Data entries for graphics
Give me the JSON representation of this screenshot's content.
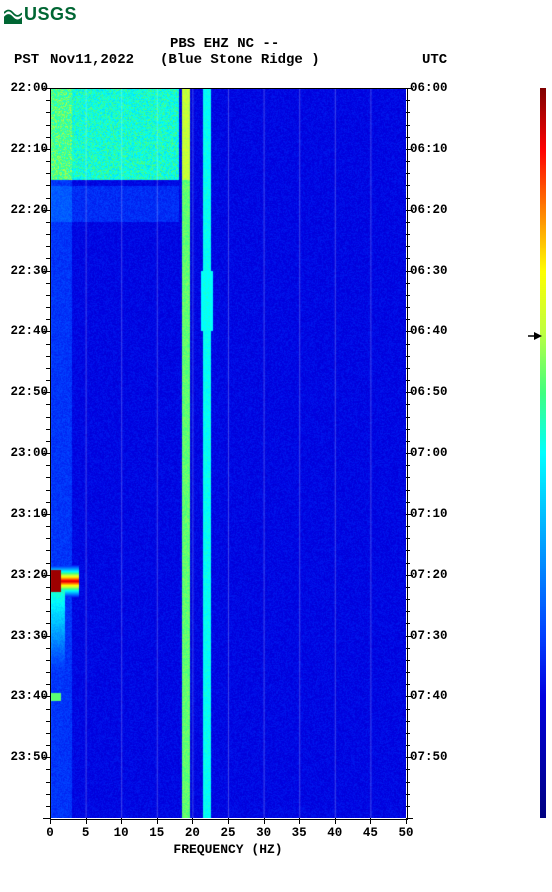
{
  "logo": {
    "text": "USGS",
    "color": "#006633"
  },
  "header": {
    "title": "PBS EHZ NC --",
    "pst_label": "PST",
    "date": "Nov11,2022",
    "station": "(Blue Stone Ridge )",
    "utc_label": "UTC",
    "title_fontsize": 14,
    "label_fontsize": 14
  },
  "spectrogram": {
    "type": "heatmap",
    "xlabel": "FREQUENCY (HZ)",
    "xlim": [
      0,
      50
    ],
    "xtick_step": 5,
    "xticks": [
      0,
      5,
      10,
      15,
      20,
      25,
      30,
      35,
      40,
      45,
      50
    ],
    "pst_ticks": [
      "22:00",
      "22:10",
      "22:20",
      "22:30",
      "22:40",
      "22:50",
      "23:00",
      "23:10",
      "23:20",
      "23:30",
      "23:40",
      "23:50"
    ],
    "utc_ticks": [
      "06:00",
      "06:10",
      "06:20",
      "06:30",
      "06:40",
      "06:50",
      "07:00",
      "07:10",
      "07:20",
      "07:30",
      "07:40",
      "07:50"
    ],
    "background_color": "#0000cc",
    "grid_color": "#ffffff",
    "grid_alpha": 0.25,
    "colormap": [
      "#000080",
      "#0000b0",
      "#0000e0",
      "#0040ff",
      "#0080ff",
      "#00c0ff",
      "#00ffff",
      "#40ff80",
      "#c0ff40",
      "#ffff00",
      "#ff8000",
      "#ff0000",
      "#800000"
    ],
    "persistent_lines": [
      {
        "freq": 19,
        "color": "#ffff40",
        "width": 2
      },
      {
        "freq": 22,
        "color": "#80ffff",
        "width": 2
      }
    ],
    "bright_region": {
      "pst_start": "22:00",
      "pst_end": "22:15",
      "freq_start": 0,
      "freq_end": 18,
      "color_range": [
        "#00e0ff",
        "#80ffff"
      ]
    },
    "event": {
      "pst": "23:21",
      "freq_start": 0,
      "freq_end": 4,
      "colors": [
        "#800000",
        "#ff0000",
        "#ffff00"
      ]
    },
    "minor_blip": {
      "pst": "22:35",
      "freq": 22,
      "color": "#00ffff"
    },
    "label_fontsize": 12.5,
    "axis_title_fontsize": 13
  },
  "colorbar": {
    "orientation": "vertical",
    "marker_position": 0.66
  }
}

Do this |
Leave the images out and output the remaining material exactly as it stands.

Result |
Give me the JSON representation of this screenshot's content.
{
  "logo": {
    "text": "USGS",
    "color": "#006633"
  },
  "header": {
    "title": "PBS EHZ NC --",
    "pst_label": "PST",
    "date": "Nov11,2022",
    "station": "(Blue Stone Ridge )",
    "utc_label": "UTC",
    "title_fontsize": 14,
    "label_fontsize": 14
  },
  "spectrogram": {
    "type": "heatmap",
    "xlabel": "FREQUENCY (HZ)",
    "xlim": [
      0,
      50
    ],
    "xtick_step": 5,
    "xticks": [
      0,
      5,
      10,
      15,
      20,
      25,
      30,
      35,
      40,
      45,
      50
    ],
    "pst_ticks": [
      "22:00",
      "22:10",
      "22:20",
      "22:30",
      "22:40",
      "22:50",
      "23:00",
      "23:10",
      "23:20",
      "23:30",
      "23:40",
      "23:50"
    ],
    "utc_ticks": [
      "06:00",
      "06:10",
      "06:20",
      "06:30",
      "06:40",
      "06:50",
      "07:00",
      "07:10",
      "07:20",
      "07:30",
      "07:40",
      "07:50"
    ],
    "background_color": "#0000cc",
    "grid_color": "#ffffff",
    "grid_alpha": 0.25,
    "colormap": [
      "#000080",
      "#0000b0",
      "#0000e0",
      "#0040ff",
      "#0080ff",
      "#00c0ff",
      "#00ffff",
      "#40ff80",
      "#c0ff40",
      "#ffff00",
      "#ff8000",
      "#ff0000",
      "#800000"
    ],
    "persistent_lines": [
      {
        "freq": 19,
        "color": "#ffff40",
        "width": 2
      },
      {
        "freq": 22,
        "color": "#80ffff",
        "width": 2
      }
    ],
    "bright_region": {
      "pst_start": "22:00",
      "pst_end": "22:15",
      "freq_start": 0,
      "freq_end": 18,
      "color_range": [
        "#00e0ff",
        "#80ffff"
      ]
    },
    "event": {
      "pst": "23:21",
      "freq_start": 0,
      "freq_end": 4,
      "colors": [
        "#800000",
        "#ff0000",
        "#ffff00"
      ]
    },
    "minor_blip": {
      "pst": "22:35",
      "freq": 22,
      "color": "#00ffff"
    },
    "label_fontsize": 12.5,
    "axis_title_fontsize": 13
  },
  "colorbar": {
    "orientation": "vertical",
    "marker_position": 0.66
  }
}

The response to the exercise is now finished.